◆ Requirement ◆
Extract every line that includes the string "mengidentifikasi".

◆ Data shown ◆

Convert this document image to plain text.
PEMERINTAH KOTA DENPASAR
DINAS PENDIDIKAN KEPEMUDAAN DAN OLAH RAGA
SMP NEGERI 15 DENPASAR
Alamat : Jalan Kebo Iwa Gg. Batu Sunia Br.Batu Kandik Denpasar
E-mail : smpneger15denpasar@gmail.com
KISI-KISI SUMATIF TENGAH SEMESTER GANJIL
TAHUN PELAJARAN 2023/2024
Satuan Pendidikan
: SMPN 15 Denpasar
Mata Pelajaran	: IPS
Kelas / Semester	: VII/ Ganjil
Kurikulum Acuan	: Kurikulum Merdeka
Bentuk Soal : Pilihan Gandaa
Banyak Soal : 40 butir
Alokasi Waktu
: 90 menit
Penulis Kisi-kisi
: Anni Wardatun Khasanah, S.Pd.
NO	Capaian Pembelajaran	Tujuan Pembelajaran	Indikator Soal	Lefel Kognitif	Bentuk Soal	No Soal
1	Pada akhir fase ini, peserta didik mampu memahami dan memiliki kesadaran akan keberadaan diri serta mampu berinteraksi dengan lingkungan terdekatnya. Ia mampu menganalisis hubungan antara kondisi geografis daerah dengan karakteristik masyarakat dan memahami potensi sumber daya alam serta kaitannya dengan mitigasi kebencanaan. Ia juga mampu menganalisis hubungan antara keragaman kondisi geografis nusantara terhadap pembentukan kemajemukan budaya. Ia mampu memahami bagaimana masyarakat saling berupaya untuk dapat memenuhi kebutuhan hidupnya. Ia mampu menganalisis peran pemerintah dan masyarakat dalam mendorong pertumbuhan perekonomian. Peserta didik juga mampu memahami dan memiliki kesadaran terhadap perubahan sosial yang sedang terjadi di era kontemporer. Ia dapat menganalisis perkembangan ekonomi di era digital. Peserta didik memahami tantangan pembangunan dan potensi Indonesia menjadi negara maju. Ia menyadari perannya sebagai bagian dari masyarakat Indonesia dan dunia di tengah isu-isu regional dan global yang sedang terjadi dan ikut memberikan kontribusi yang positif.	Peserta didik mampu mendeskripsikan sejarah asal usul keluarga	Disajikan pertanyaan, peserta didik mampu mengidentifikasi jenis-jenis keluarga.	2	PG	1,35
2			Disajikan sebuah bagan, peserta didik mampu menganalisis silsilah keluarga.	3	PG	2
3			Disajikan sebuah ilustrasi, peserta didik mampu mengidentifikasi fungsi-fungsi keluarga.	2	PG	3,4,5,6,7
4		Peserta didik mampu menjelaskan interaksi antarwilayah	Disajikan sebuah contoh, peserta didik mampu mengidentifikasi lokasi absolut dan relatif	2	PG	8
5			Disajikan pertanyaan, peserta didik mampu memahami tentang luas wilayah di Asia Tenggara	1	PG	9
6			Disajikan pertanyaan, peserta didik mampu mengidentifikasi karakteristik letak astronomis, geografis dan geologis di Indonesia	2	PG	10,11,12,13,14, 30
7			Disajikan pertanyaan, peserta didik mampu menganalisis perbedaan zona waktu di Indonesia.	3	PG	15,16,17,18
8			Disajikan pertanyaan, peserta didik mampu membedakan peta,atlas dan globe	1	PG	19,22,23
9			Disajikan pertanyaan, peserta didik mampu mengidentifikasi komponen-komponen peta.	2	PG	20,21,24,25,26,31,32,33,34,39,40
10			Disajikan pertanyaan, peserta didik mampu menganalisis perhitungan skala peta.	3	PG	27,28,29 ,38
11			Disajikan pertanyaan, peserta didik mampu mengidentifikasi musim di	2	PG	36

◆ Answer for the task ◆
1	Pada akhir fase ini, peserta didik mampu memahami dan memiliki kesadaran akan keberadaan diri serta mampu berinteraksi dengan lingkungan terdekatnya. Ia mampu menganalisis hubungan antara kondisi geografis daerah dengan karakteristik masyarakat dan memahami potensi sumber daya alam serta kaitannya dengan mitigasi kebencanaan. Ia juga mampu menganalisis hubungan antara keragaman kondisi geografis nusantara terhadap pembentukan kemajemukan budaya. Ia mampu memahami bagaimana masyarakat saling berupaya untuk dapat memenuhi kebutuhan hidupnya. Ia mampu menganalisis peran pemerintah dan masyarakat dalam mendorong pertumbuhan perekonomian. Peserta didik juga mampu memahami dan memiliki kesadaran terhadap perubahan sosial yang sedang terjadi di era kontemporer. Ia dapat menganalisis perkembangan ekonomi di era digital. Peserta didik memahami tantangan pembangunan dan potensi Indonesia menjadi negara maju. Ia menyadari perannya sebagai bagian dari masyarakat Indonesia dan dunia di tengah isu-isu regional dan global yang sedang terjadi dan ikut memberikan kontribusi yang positif.	Peserta didik mampu mendeskripsikan sejarah asal usul keluarga	Disajikan pertanyaan, peserta didik mampu mengidentifikasi jenis-jenis keluarga.	2	PG	1,35
3			Disajikan sebuah ilustrasi, peserta didik mampu mengidentifikasi fungsi-fungsi keluarga.	2	PG	3,4,5,6,7
4		Peserta didik mampu menjelaskan interaksi antarwilayah	Disajikan sebuah contoh, peserta didik mampu mengidentifikasi lokasi absolut dan relatif	2	PG	8
6			Disajikan pertanyaan, peserta didik mampu mengidentifikasi karakteristik letak astronomis, geografis dan geologis di Indonesia	2	PG	10,11,12,13,14, 30
9			Disajikan pertanyaan, peserta didik mampu mengidentifikasi komponen-komponen peta.	2	PG	20,21,24,25,26,31,32,33,34,39,40
11			Disajikan pertanyaan, peserta didik mampu mengidentifikasi musim di	2	PG	36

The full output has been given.